Please write out the material that follows, exactly as it stands.

>> Begin Input records

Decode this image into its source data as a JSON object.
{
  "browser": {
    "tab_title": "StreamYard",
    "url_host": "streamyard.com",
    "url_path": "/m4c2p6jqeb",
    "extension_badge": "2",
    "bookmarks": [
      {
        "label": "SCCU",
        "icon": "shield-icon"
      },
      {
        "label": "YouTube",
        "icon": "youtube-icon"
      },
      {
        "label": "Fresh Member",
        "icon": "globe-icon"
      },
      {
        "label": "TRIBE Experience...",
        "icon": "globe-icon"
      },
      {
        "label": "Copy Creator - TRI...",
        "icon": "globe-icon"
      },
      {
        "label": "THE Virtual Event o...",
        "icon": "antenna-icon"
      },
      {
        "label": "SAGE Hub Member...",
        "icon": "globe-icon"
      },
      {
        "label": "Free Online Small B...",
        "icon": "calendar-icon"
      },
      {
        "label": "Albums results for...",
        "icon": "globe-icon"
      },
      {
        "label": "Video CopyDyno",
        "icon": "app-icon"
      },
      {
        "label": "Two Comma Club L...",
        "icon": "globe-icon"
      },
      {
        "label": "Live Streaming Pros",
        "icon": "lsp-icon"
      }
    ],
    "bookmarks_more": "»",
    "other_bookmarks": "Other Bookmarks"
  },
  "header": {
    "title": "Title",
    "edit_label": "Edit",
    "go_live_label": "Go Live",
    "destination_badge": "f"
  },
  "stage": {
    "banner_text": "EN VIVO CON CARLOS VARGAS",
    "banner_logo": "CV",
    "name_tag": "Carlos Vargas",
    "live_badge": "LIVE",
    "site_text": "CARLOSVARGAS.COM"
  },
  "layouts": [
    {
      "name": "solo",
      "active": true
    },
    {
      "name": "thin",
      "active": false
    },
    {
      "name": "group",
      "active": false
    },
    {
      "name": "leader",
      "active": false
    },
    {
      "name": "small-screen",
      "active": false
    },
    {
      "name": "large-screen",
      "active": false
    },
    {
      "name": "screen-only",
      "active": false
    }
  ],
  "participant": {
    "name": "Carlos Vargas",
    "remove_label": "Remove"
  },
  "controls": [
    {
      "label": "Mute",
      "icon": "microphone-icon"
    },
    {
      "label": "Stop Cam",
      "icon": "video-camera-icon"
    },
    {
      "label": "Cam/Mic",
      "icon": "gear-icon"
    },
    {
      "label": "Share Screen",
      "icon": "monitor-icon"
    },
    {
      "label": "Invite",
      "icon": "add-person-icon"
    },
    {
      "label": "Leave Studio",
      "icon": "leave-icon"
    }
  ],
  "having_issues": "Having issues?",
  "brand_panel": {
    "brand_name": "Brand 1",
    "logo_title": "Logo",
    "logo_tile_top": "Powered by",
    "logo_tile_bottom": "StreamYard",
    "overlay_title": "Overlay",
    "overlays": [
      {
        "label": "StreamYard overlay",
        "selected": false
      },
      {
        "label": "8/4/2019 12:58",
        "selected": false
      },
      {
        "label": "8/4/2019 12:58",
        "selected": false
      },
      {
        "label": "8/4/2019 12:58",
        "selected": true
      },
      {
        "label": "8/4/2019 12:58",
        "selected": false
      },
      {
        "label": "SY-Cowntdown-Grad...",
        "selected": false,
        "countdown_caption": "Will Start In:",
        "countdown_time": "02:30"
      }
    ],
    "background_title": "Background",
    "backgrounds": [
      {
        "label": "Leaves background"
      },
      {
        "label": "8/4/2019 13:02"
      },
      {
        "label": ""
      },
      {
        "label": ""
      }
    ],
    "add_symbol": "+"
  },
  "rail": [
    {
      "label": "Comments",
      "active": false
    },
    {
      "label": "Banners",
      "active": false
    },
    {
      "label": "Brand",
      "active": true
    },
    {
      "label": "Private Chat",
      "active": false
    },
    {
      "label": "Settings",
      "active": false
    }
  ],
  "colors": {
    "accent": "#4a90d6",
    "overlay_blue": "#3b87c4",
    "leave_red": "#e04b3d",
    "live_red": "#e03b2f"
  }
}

>> End Input records

The solution:
Decode this image into its source data as a JSON object.
{
  "browser": {
    "tab_title": "StreamYard",
    "url_host": "streamyard.com",
    "url_path": "/m4c2p6jqeb",
    "extension_badge": "2",
    "bookmarks": [
      {
        "label": "SCCU",
        "icon": "shield-icon"
      },
      {
        "label": "YouTube",
        "icon": "youtube-icon"
      },
      {
        "label": "Fresh Member",
        "icon": "globe-icon"
      },
      {
        "label": "TRIBE Experience...",
        "icon": "globe-icon"
      },
      {
        "label": "Copy Creator - TRI...",
        "icon": "globe-icon"
      },
      {
        "label": "THE Virtual Event o...",
        "icon": "antenna-icon"
      },
      {
        "label": "SAGE Hub Member...",
        "icon": "globe-icon"
      },
      {
        "label": "Free Online Small B...",
        "icon": "calendar-icon"
      },
      {
        "label": "Albums results for...",
        "icon": "globe-icon"
      },
      {
        "label": "Video CopyDyno",
        "icon": "app-icon"
      },
      {
        "label": "Two Comma Club L...",
        "icon": "globe-icon"
      },
      {
        "label": "Live Streaming Pros",
        "icon": "lsp-icon"
      }
    ],
    "bookmarks_more": "»",
    "other_bookmarks": "Other Bookmarks"
  },
  "header": {
    "title": "Title",
    "edit_label": "Edit",
    "go_live_label": "Go Live",
    "destination_badge": "f"
  },
  "stage": {
    "banner_text": "EN VIVO CON CARLOS VARGAS",
    "banner_logo": "CV",
    "name_tag": "Carlos Vargas",
    "live_badge": "LIVE",
    "site_text": "CARLOSVARGAS.COM"
  },
  "layouts": [
    {
      "name": "solo",
      "active": true
    },
    {
      "name": "thin",
      "active": false
    },
    {
      "name": "group",
      "active": false
    },
    {
      "name": "leader",
      "active": false
    },
    {
      "name": "small-screen",
      "active": false
    },
    {
      "name": "large-screen",
      "active": false
    },
    {
      "name": "screen-only",
      "active": false
    }
  ],
  "participant": {
    "name": "Carlos Vargas",
    "remove_label": "Remove"
  },
  "controls": [
    {
      "label": "Mute",
      "icon": "microphone-icon"
    },
    {
      "label": "Stop Cam",
      "icon": "video-camera-icon"
    },
    {
      "label": "Cam/Mic",
      "icon": "gear-icon"
    },
    {
      "label": "Share Screen",
      "icon": "monitor-icon"
    },
    {
      "label": "Invite",
      "icon": "add-person-icon"
    },
    {
      "label": "Leave Studio",
      "icon": "leave-icon"
    }
  ],
  "having_issues": "Having issues?",
  "brand_panel": {
    "brand_name": "Brand 1",
    "logo_title": "Logo",
    "logo_tile_top": "Powered by",
    "logo_tile_bottom": "StreamYard",
    "overlay_title": "Overlay",
    "overlays": [
      {
        "label": "StreamYard overlay",
        "selected": false
      },
      {
        "label": "8/4/2019 12:58",
        "selected": false
      },
      {
        "label": "8/4/2019 12:58",
        "selected": false
      },
      {
        "label": "8/4/2019 12:58",
        "selected": true
      },
      {
        "label": "8/4/2019 12:58",
        "selected": false
      },
      {
        "label": "SY-Cowntdown-Grad...",
        "selected": false,
        "countdown_caption": "Will Start In:",
        "countdown_time": "02:30"
      }
    ],
    "background_title": "Background",
    "backgrounds": [
      {
        "label": "Leaves background"
      },
      {
        "label": "8/4/2019 13:02"
      },
      {
        "label": ""
      },
      {
        "label": ""
      }
    ],
    "add_symbol": "+"
  },
  "rail": [
    {
      "label": "Comments",
      "active": false
    },
    {
      "label": "Banners",
      "active": false
    },
    {
      "label": "Brand",
      "active": true
    },
    {
      "label": "Private Chat",
      "active": false
    },
    {
      "label": "Settings",
      "active": false
    }
  ],
  "colors": {
    "accent": "#4a90d6",
    "overlay_blue": "#3b87c4",
    "leave_red": "#e04b3d",
    "live_red": "#e03b2f"
  }
}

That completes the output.